* Stated problem
Restate the full set of records exactly, word for word.

* Dataset records
------------------------------------------------

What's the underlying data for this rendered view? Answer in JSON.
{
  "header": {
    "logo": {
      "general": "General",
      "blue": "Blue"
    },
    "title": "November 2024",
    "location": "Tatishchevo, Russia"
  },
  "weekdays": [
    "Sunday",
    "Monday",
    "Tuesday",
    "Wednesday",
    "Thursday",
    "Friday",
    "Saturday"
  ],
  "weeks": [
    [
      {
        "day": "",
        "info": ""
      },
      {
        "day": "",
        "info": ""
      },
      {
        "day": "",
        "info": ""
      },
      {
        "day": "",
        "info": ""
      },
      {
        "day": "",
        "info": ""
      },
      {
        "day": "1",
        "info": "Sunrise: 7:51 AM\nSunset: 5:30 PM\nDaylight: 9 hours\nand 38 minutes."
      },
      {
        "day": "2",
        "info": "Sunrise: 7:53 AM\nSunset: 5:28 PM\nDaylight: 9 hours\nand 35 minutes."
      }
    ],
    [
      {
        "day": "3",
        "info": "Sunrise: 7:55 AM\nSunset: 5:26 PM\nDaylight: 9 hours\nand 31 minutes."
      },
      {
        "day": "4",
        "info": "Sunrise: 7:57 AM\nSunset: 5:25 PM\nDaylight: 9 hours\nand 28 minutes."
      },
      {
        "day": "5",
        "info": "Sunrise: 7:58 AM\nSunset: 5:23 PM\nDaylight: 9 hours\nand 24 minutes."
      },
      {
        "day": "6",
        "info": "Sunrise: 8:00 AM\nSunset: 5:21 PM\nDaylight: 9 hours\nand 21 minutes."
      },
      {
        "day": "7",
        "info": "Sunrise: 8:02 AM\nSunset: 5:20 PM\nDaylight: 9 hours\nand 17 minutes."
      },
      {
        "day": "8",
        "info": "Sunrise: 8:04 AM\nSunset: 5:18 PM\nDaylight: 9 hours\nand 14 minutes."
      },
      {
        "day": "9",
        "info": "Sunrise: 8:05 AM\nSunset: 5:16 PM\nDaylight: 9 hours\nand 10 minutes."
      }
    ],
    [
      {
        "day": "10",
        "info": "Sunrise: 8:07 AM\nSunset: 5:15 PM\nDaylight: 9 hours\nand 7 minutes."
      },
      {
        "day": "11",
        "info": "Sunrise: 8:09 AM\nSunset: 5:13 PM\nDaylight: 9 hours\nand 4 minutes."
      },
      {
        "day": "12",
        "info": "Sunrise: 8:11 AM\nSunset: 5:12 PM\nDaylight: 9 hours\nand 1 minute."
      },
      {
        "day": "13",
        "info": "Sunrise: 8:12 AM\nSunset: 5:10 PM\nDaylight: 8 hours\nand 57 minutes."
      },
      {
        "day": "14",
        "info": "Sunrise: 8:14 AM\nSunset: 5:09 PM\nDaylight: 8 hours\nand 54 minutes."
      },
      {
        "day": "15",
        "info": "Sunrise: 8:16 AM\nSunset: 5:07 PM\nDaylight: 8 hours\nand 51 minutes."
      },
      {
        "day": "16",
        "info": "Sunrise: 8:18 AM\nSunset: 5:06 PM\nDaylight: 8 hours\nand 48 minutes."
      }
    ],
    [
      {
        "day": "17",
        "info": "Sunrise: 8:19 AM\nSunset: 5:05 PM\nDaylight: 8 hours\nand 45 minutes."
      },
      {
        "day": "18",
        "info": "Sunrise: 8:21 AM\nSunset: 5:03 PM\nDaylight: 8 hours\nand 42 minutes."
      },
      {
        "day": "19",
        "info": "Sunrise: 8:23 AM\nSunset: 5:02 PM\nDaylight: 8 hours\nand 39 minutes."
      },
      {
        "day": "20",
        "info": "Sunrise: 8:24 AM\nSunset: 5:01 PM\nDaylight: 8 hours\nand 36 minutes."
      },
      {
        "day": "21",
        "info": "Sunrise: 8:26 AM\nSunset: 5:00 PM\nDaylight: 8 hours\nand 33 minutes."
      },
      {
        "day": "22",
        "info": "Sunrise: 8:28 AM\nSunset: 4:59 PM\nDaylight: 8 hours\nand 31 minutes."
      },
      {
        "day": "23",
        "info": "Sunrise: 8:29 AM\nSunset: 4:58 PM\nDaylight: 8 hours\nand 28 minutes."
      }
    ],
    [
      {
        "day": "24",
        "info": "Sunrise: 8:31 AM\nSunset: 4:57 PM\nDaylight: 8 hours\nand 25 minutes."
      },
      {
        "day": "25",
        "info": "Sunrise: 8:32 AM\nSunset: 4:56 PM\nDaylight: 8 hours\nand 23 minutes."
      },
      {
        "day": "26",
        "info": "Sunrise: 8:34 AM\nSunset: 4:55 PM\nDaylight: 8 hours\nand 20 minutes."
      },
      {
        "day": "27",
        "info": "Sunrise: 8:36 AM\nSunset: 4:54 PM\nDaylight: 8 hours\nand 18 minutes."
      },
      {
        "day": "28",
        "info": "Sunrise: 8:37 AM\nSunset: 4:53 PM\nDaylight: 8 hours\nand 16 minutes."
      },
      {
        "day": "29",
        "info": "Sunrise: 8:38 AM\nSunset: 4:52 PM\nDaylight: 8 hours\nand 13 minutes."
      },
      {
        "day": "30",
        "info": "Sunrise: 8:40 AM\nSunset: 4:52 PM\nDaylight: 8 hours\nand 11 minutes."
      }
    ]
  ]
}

------------------------------------------------

* Response for this exercise
What's the underlying data for this rendered view? Answer in JSON.
{
  "header": {
    "logo": {
      "general": "General",
      "blue": "Blue"
    },
    "title": "November 2024",
    "location": "Tatishchevo, Russia"
  },
  "weekdays": [
    "Sunday",
    "Monday",
    "Tuesday",
    "Wednesday",
    "Thursday",
    "Friday",
    "Saturday"
  ],
  "weeks": [
    [
      {
        "day": "",
        "info": ""
      },
      {
        "day": "",
        "info": ""
      },
      {
        "day": "",
        "info": ""
      },
      {
        "day": "",
        "info": ""
      },
      {
        "day": "",
        "info": ""
      },
      {
        "day": "1",
        "info": "Sunrise: 7:51 AM\nSunset: 5:30 PM\nDaylight: 9 hours\nand 38 minutes."
      },
      {
        "day": "2",
        "info": "Sunrise: 7:53 AM\nSunset: 5:28 PM\nDaylight: 9 hours\nand 35 minutes."
      }
    ],
    [
      {
        "day": "3",
        "info": "Sunrise: 7:55 AM\nSunset: 5:26 PM\nDaylight: 9 hours\nand 31 minutes."
      },
      {
        "day": "4",
        "info": "Sunrise: 7:57 AM\nSunset: 5:25 PM\nDaylight: 9 hours\nand 28 minutes."
      },
      {
        "day": "5",
        "info": "Sunrise: 7:58 AM\nSunset: 5:23 PM\nDaylight: 9 hours\nand 24 minutes."
      },
      {
        "day": "6",
        "info": "Sunrise: 8:00 AM\nSunset: 5:21 PM\nDaylight: 9 hours\nand 21 minutes."
      },
      {
        "day": "7",
        "info": "Sunrise: 8:02 AM\nSunset: 5:20 PM\nDaylight: 9 hours\nand 17 minutes."
      },
      {
        "day": "8",
        "info": "Sunrise: 8:04 AM\nSunset: 5:18 PM\nDaylight: 9 hours\nand 14 minutes."
      },
      {
        "day": "9",
        "info": "Sunrise: 8:05 AM\nSunset: 5:16 PM\nDaylight: 9 hours\nand 10 minutes."
      }
    ],
    [
      {
        "day": "10",
        "info": "Sunrise: 8:07 AM\nSunset: 5:15 PM\nDaylight: 9 hours\nand 7 minutes."
      },
      {
        "day": "11",
        "info": "Sunrise: 8:09 AM\nSunset: 5:13 PM\nDaylight: 9 hours\nand 4 minutes."
      },
      {
        "day": "12",
        "info": "Sunrise: 8:11 AM\nSunset: 5:12 PM\nDaylight: 9 hours\nand 1 minute."
      },
      {
        "day": "13",
        "info": "Sunrise: 8:12 AM\nSunset: 5:10 PM\nDaylight: 8 hours\nand 57 minutes."
      },
      {
        "day": "14",
        "info": "Sunrise: 8:14 AM\nSunset: 5:09 PM\nDaylight: 8 hours\nand 54 minutes."
      },
      {
        "day": "15",
        "info": "Sunrise: 8:16 AM\nSunset: 5:07 PM\nDaylight: 8 hours\nand 51 minutes."
      },
      {
        "day": "16",
        "info": "Sunrise: 8:18 AM\nSunset: 5:06 PM\nDaylight: 8 hours\nand 48 minutes."
      }
    ],
    [
      {
        "day": "17",
        "info": "Sunrise: 8:19 AM\nSunset: 5:05 PM\nDaylight: 8 hours\nand 45 minutes."
      },
      {
        "day": "18",
        "info": "Sunrise: 8:21 AM\nSunset: 5:03 PM\nDaylight: 8 hours\nand 42 minutes."
      },
      {
        "day": "19",
        "info": "Sunrise: 8:23 AM\nSunset: 5:02 PM\nDaylight: 8 hours\nand 39 minutes."
      },
      {
        "day": "20",
        "info": "Sunrise: 8:24 AM\nSunset: 5:01 PM\nDaylight: 8 hours\nand 36 minutes."
      },
      {
        "day": "21",
        "info": "Sunrise: 8:26 AM\nSunset: 5:00 PM\nDaylight: 8 hours\nand 33 minutes."
      },
      {
        "day": "22",
        "info": "Sunrise: 8:28 AM\nSunset: 4:59 PM\nDaylight: 8 hours\nand 31 minutes."
      },
      {
        "day": "23",
        "info": "Sunrise: 8:29 AM\nSunset: 4:58 PM\nDaylight: 8 hours\nand 28 minutes."
      }
    ],
    [
      {
        "day": "24",
        "info": "Sunrise: 8:31 AM\nSunset: 4:57 PM\nDaylight: 8 hours\nand 25 minutes."
      },
      {
        "day": "25",
        "info": "Sunrise: 8:32 AM\nSunset: 4:56 PM\nDaylight: 8 hours\nand 23 minutes."
      },
      {
        "day": "26",
        "info": "Sunrise: 8:34 AM\nSunset: 4:55 PM\nDaylight: 8 hours\nand 20 minutes."
      },
      {
        "day": "27",
        "info": "Sunrise: 8:36 AM\nSunset: 4:54 PM\nDaylight: 8 hours\nand 18 minutes."
      },
      {
        "day": "28",
        "info": "Sunrise: 8:37 AM\nSunset: 4:53 PM\nDaylight: 8 hours\nand 16 minutes."
      },
      {
        "day": "29",
        "info": "Sunrise: 8:38 AM\nSunset: 4:52 PM\nDaylight: 8 hours\nand 13 minutes."
      },
      {
        "day": "30",
        "info": "Sunrise: 8:40 AM\nSunset: 4:52 PM\nDaylight: 8 hours\nand 11 minutes."
      }
    ]
  ]
}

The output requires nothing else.